**SET TASK**
Reproduce every entry below line for line without any changes, omitting the pictures.

Start of LISTED RECORDS

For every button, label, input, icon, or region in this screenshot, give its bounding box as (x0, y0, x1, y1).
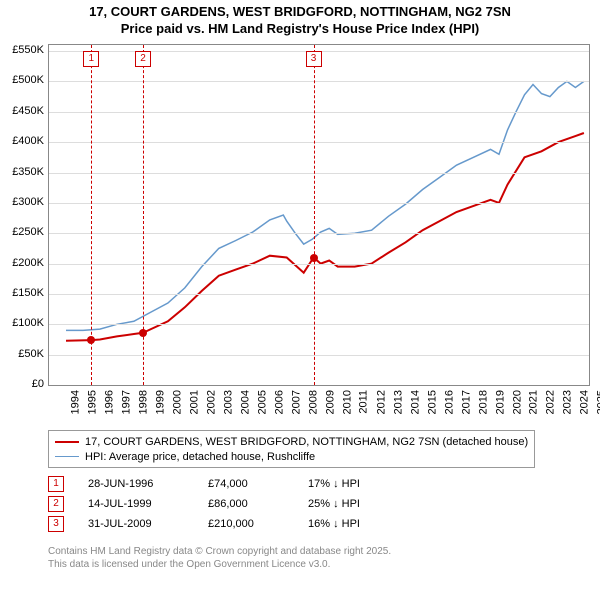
footnote-line-1: Contains HM Land Registry data © Crown c… (48, 546, 391, 559)
sales-row-marker: 1 (48, 476, 64, 492)
y-tick-label: £100K (4, 317, 44, 329)
sale-point (87, 336, 95, 344)
sales-row-diff: 25% ↓ HPI (308, 498, 398, 510)
x-tick-label: 2023 (562, 390, 574, 414)
x-tick-label: 2015 (426, 390, 438, 414)
y-tick-label: £50K (4, 348, 44, 360)
x-tick-label: 2013 (392, 390, 404, 414)
sale-guideline (91, 45, 92, 385)
chart-title: 17, COURT GARDENS, WEST BRIDGFORD, NOTTI… (0, 0, 600, 38)
sales-row-date: 31-JUL-2009 (88, 518, 208, 530)
x-tick-label: 2025 (596, 390, 600, 414)
chart-container: 17, COURT GARDENS, WEST BRIDGFORD, NOTTI… (0, 0, 600, 590)
x-tick-label: 2004 (239, 390, 251, 414)
x-tick-label: 2001 (188, 390, 200, 414)
y-tick-label: £300K (4, 196, 44, 208)
title-line-1: 17, COURT GARDENS, WEST BRIDGFORD, NOTTI… (0, 4, 600, 21)
y-tick-label: £150K (4, 287, 44, 299)
x-tick-label: 2018 (477, 390, 489, 414)
sales-row-marker: 3 (48, 516, 64, 532)
title-line-2: Price paid vs. HM Land Registry's House … (0, 21, 600, 38)
gridline-h (49, 355, 589, 356)
x-tick-label: 2007 (290, 390, 302, 414)
sale-marker-box: 1 (83, 51, 99, 67)
x-tick-label: 2006 (273, 390, 285, 414)
footnote-line-2: This data is licensed under the Open Gov… (48, 559, 391, 572)
x-tick-label: 2003 (222, 390, 234, 414)
x-tick-label: 2000 (171, 390, 183, 414)
sales-row-diff: 16% ↓ HPI (308, 518, 398, 530)
x-tick-label: 2005 (256, 390, 268, 414)
sales-row-date: 14-JUL-1999 (88, 498, 208, 510)
gridline-h (49, 324, 589, 325)
sales-row: 1 28-JUN-1996£74,00017% ↓ HPI (48, 474, 398, 494)
gridline-h (49, 233, 589, 234)
sale-marker-box: 2 (135, 51, 151, 67)
sale-point (139, 329, 147, 337)
y-tick-label: £350K (4, 166, 44, 178)
gridline-h (49, 173, 589, 174)
footnote: Contains HM Land Registry data © Crown c… (48, 546, 391, 571)
x-tick-label: 2021 (528, 390, 540, 414)
sale-guideline (314, 45, 315, 385)
gridline-h (49, 264, 589, 265)
gridline-h (49, 203, 589, 204)
x-tick-label: 2010 (341, 390, 353, 414)
x-tick-label: 2014 (409, 390, 421, 414)
legend-label: HPI: Average price, detached house, Rush… (85, 451, 315, 463)
y-tick-label: £550K (4, 44, 44, 56)
sales-row-diff: 17% ↓ HPI (308, 478, 398, 490)
y-tick-label: £450K (4, 105, 44, 117)
legend-swatch (55, 441, 79, 443)
sales-row-price: £86,000 (208, 498, 308, 510)
x-tick-label: 2024 (579, 390, 591, 414)
x-tick-label: 2020 (511, 390, 523, 414)
x-tick-label: 1995 (86, 390, 98, 414)
y-tick-label: £0 (4, 378, 44, 390)
y-tick-label: £400K (4, 135, 44, 147)
gridline-h (49, 112, 589, 113)
sale-point (310, 254, 318, 262)
gridline-h (49, 142, 589, 143)
x-tick-label: 1994 (69, 390, 81, 414)
x-tick-label: 2016 (443, 390, 455, 414)
y-tick-label: £500K (4, 74, 44, 86)
x-tick-label: 1997 (120, 390, 132, 414)
x-tick-label: 2017 (460, 390, 472, 414)
x-tick-label: 2009 (324, 390, 336, 414)
y-tick-label: £250K (4, 226, 44, 238)
legend-row: HPI: Average price, detached house, Rush… (55, 449, 528, 464)
sales-row: 2 14-JUL-1999£86,00025% ↓ HPI (48, 494, 398, 514)
sales-row-marker: 2 (48, 496, 64, 512)
y-tick-label: £200K (4, 257, 44, 269)
x-tick-label: 1999 (154, 390, 166, 414)
x-tick-label: 2019 (494, 390, 506, 414)
legend-label: 17, COURT GARDENS, WEST BRIDGFORD, NOTTI… (85, 436, 528, 448)
sales-table: 1 28-JUN-1996£74,00017% ↓ HPI 2 14-JUL-1999… (48, 474, 398, 534)
legend-row: 17, COURT GARDENS, WEST BRIDGFORD, NOTTI… (55, 434, 528, 449)
sales-row-date: 28-JUN-1996 (88, 478, 208, 490)
sales-row: 3 31-JUL-2009£210,00016% ↓ HPI (48, 514, 398, 534)
legend: 17, COURT GARDENS, WEST BRIDGFORD, NOTTI… (48, 430, 535, 468)
gridline-h (49, 81, 589, 82)
sales-row-price: £210,000 (208, 518, 308, 530)
x-tick-label: 2012 (375, 390, 387, 414)
x-tick-label: 2002 (205, 390, 217, 414)
sale-marker-box: 3 (306, 51, 322, 67)
x-tick-label: 2008 (307, 390, 319, 414)
x-tick-label: 2011 (357, 390, 369, 414)
x-tick-label: 1998 (137, 390, 149, 414)
x-tick-label: 1996 (103, 390, 115, 414)
plot-area: 1 2 3 (48, 44, 590, 386)
line-series-svg (49, 45, 589, 385)
gridline-h (49, 294, 589, 295)
x-tick-label: 2022 (545, 390, 557, 414)
sales-row-price: £74,000 (208, 478, 308, 490)
legend-swatch (55, 456, 79, 457)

End of LISTED RECORDS

**SOLUTION TO THIS TASK**
For every button, label, input, icon, or region in this screenshot, give its bounding box as (x0, y0, x1, y1).
footnote-line-1: Contains HM Land Registry data © Crown c… (48, 546, 391, 559)
sales-row-marker: 1 (48, 476, 64, 492)
y-tick-label: £100K (4, 317, 44, 329)
sale-point (87, 336, 95, 344)
sales-row-diff: 25% ↓ HPI (308, 498, 398, 510)
x-tick-label: 2023 (562, 390, 574, 414)
x-tick-label: 2015 (426, 390, 438, 414)
y-tick-label: £50K (4, 348, 44, 360)
x-tick-label: 2013 (392, 390, 404, 414)
sale-guideline (91, 45, 92, 385)
chart-title: 17, COURT GARDENS, WEST BRIDGFORD, NOTTI… (0, 0, 600, 38)
sales-row-date: 31-JUL-2009 (88, 518, 208, 530)
x-tick-label: 2025 (596, 390, 600, 414)
chart-container: 17, COURT GARDENS, WEST BRIDGFORD, NOTTI… (0, 0, 600, 590)
x-tick-label: 2004 (239, 390, 251, 414)
x-tick-label: 2001 (188, 390, 200, 414)
y-tick-label: £300K (4, 196, 44, 208)
title-line-1: 17, COURT GARDENS, WEST BRIDGFORD, NOTTI… (0, 4, 600, 21)
y-tick-label: £150K (4, 287, 44, 299)
x-tick-label: 2018 (477, 390, 489, 414)
sales-row-marker: 3 (48, 516, 64, 532)
title-line-2: Price paid vs. HM Land Registry's House … (0, 21, 600, 38)
gridline-h (49, 355, 589, 356)
x-tick-label: 2007 (290, 390, 302, 414)
sale-marker-box: 1 (83, 51, 99, 67)
x-tick-label: 2006 (273, 390, 285, 414)
footnote-line-2: This data is licensed under the Open Gov… (48, 559, 391, 572)
x-tick-label: 2003 (222, 390, 234, 414)
x-tick-label: 2000 (171, 390, 183, 414)
sales-row-diff: 16% ↓ HPI (308, 518, 398, 530)
x-tick-label: 2005 (256, 390, 268, 414)
sales-row-date: 14-JUL-1999 (88, 498, 208, 510)
gridline-h (49, 324, 589, 325)
sales-row: 1 28-JUN-1996£74,00017% ↓ HPI (48, 474, 398, 494)
gridline-h (49, 233, 589, 234)
sale-marker-box: 2 (135, 51, 151, 67)
sale-point (139, 329, 147, 337)
y-tick-label: £350K (4, 166, 44, 178)
gridline-h (49, 173, 589, 174)
footnote: Contains HM Land Registry data © Crown c… (48, 546, 391, 571)
x-tick-label: 2021 (528, 390, 540, 414)
sale-guideline (314, 45, 315, 385)
gridline-h (49, 264, 589, 265)
gridline-h (49, 203, 589, 204)
x-tick-label: 2010 (341, 390, 353, 414)
x-tick-label: 2014 (409, 390, 421, 414)
legend-label: HPI: Average price, detached house, Rush… (85, 451, 315, 463)
y-tick-label: £550K (4, 44, 44, 56)
sales-row-diff: 17% ↓ HPI (308, 478, 398, 490)
y-tick-label: £450K (4, 105, 44, 117)
legend-swatch (55, 441, 79, 443)
sales-row-price: £86,000 (208, 498, 308, 510)
x-tick-label: 2024 (579, 390, 591, 414)
x-tick-label: 2020 (511, 390, 523, 414)
x-tick-label: 1995 (86, 390, 98, 414)
y-tick-label: £0 (4, 378, 44, 390)
y-tick-label: £400K (4, 135, 44, 147)
gridline-h (49, 112, 589, 113)
sale-point (310, 254, 318, 262)
gridline-h (49, 142, 589, 143)
x-tick-label: 1994 (69, 390, 81, 414)
x-tick-label: 2016 (443, 390, 455, 414)
y-tick-label: £500K (4, 74, 44, 86)
x-tick-label: 1997 (120, 390, 132, 414)
x-tick-label: 2017 (460, 390, 472, 414)
x-tick-label: 2009 (324, 390, 336, 414)
y-tick-label: £250K (4, 226, 44, 238)
legend-row: HPI: Average price, detached house, Rush… (55, 449, 528, 464)
sales-row: 2 14-JUL-1999£86,00025% ↓ HPI (48, 494, 398, 514)
sales-row-marker: 2 (48, 496, 64, 512)
y-tick-label: £200K (4, 257, 44, 269)
x-tick-label: 1999 (154, 390, 166, 414)
x-tick-label: 2019 (494, 390, 506, 414)
legend-label: 17, COURT GARDENS, WEST BRIDGFORD, NOTTI… (85, 436, 528, 448)
sales-table: 1 28-JUN-1996£74,00017% ↓ HPI 2 14-JUL-1999… (48, 474, 398, 534)
legend-row: 17, COURT GARDENS, WEST BRIDGFORD, NOTTI… (55, 434, 528, 449)
sales-row-date: 28-JUN-1996 (88, 478, 208, 490)
sales-row: 3 31-JUL-2009£210,00016% ↓ HPI (48, 514, 398, 534)
legend: 17, COURT GARDENS, WEST BRIDGFORD, NOTTI… (48, 430, 535, 468)
gridline-h (49, 81, 589, 82)
sales-row-price: £210,000 (208, 518, 308, 530)
x-tick-label: 2012 (375, 390, 387, 414)
x-tick-label: 2002 (205, 390, 217, 414)
sale-marker-box: 3 (306, 51, 322, 67)
x-tick-label: 2008 (307, 390, 319, 414)
x-tick-label: 2011 (357, 390, 369, 414)
x-tick-label: 1998 (137, 390, 149, 414)
x-tick-label: 1996 (103, 390, 115, 414)
plot-area: 1 2 3 (48, 44, 590, 386)
line-series-svg (49, 45, 589, 385)
gridline-h (49, 294, 589, 295)
x-tick-label: 2022 (545, 390, 557, 414)
sales-row-price: £74,000 (208, 478, 308, 490)
legend-swatch (55, 456, 79, 457)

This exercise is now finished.